* What to do
Reproduce the items word for word, starting at the first line and continuing through the line that contains "text-line: ся у", including that line.

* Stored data
◇ ◇ ◇ ◇ ◇
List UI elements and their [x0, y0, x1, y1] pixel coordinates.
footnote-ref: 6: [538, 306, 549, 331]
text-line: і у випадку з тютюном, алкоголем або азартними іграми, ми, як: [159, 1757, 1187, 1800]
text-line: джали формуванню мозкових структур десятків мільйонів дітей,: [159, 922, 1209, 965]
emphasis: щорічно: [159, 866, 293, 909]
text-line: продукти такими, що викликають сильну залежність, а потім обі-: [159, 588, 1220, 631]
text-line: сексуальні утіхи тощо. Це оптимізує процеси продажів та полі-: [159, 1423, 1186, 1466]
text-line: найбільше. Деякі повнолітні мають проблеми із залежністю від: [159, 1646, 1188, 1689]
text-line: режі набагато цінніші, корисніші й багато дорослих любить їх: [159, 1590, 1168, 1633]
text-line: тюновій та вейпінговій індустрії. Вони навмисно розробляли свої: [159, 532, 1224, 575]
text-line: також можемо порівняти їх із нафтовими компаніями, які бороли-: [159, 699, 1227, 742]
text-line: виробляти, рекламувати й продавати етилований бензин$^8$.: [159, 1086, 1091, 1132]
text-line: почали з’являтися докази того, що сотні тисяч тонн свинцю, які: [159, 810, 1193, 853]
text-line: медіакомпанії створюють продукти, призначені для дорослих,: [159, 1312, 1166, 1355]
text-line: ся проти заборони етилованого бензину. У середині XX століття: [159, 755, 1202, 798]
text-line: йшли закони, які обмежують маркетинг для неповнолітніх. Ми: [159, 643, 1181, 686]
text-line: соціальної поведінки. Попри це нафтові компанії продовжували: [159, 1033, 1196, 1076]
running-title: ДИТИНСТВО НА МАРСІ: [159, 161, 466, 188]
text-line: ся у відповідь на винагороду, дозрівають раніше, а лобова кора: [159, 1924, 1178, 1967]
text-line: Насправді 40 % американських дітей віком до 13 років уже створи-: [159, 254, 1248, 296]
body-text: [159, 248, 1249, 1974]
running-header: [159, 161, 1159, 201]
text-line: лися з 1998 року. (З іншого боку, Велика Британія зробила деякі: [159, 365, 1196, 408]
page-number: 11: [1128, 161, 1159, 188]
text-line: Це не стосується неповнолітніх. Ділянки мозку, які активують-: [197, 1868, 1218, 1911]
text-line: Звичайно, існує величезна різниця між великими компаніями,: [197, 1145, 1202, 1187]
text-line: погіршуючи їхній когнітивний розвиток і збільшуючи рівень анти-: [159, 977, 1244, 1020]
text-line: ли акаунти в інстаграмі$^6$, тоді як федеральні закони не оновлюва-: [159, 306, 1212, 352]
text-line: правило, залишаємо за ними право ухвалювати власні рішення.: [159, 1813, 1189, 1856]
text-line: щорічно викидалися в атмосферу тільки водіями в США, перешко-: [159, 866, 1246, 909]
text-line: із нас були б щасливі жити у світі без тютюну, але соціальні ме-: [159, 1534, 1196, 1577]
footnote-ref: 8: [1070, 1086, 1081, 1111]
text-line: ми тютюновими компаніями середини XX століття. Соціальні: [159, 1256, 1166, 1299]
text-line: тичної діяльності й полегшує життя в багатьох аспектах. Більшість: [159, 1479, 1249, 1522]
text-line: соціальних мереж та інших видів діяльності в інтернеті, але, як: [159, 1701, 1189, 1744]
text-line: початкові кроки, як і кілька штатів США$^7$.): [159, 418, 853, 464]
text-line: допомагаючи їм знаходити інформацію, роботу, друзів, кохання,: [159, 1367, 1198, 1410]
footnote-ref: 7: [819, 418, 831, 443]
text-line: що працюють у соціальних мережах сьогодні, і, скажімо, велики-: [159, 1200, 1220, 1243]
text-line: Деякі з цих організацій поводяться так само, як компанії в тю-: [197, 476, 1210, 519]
◇ ◇ ◇ ◇ ◇
* Result of this exercise
List UI elements and their [x0, y0, x1, y1] pixel coordinates.
footnote-ref: 6: [538, 306, 549, 331]
text-line: і у випадку з тютюном, алкоголем або азартними іграми, ми, як: [159, 1757, 1187, 1800]
text-line: джали формуванню мозкових структур десятків мільйонів дітей,: [159, 922, 1209, 965]
emphasis: щорічно: [159, 866, 293, 909]
text-line: продукти такими, що викликають сильну залежність, а потім обі-: [159, 588, 1220, 631]
text-line: сексуальні утіхи тощо. Це оптимізує процеси продажів та полі-: [159, 1423, 1186, 1466]
text-line: найбільше. Деякі повнолітні мають проблеми із залежністю від: [159, 1646, 1188, 1689]
text-line: режі набагато цінніші, корисніші й багато дорослих любить їх: [159, 1590, 1168, 1633]
text-line: тюновій та вейпінговій індустрії. Вони навмисно розробляли свої: [159, 532, 1224, 575]
text-line: також можемо порівняти їх із нафтовими компаніями, які бороли-: [159, 699, 1227, 742]
text-line: виробляти, рекламувати й продавати етилований бензин$^8$.: [159, 1086, 1091, 1132]
text-line: почали з’являтися докази того, що сотні тисяч тонн свинцю, які: [159, 810, 1193, 853]
text-line: медіакомпанії створюють продукти, призначені для дорослих,: [159, 1312, 1166, 1355]
text-line: ся проти заборони етилованого бензину. У середині XX століття: [159, 755, 1202, 798]
text-line: йшли закони, які обмежують маркетинг для неповнолітніх. Ми: [159, 643, 1181, 686]
text-line: соціальної поведінки. Попри це нафтові компанії продовжували: [159, 1033, 1196, 1076]
running-title: ДИТИНСТВО НА МАРСІ: [159, 161, 466, 188]
text-line: ся у відповідь на винагороду, дозрівають раніше, а лобова кора: [159, 1924, 1178, 1967]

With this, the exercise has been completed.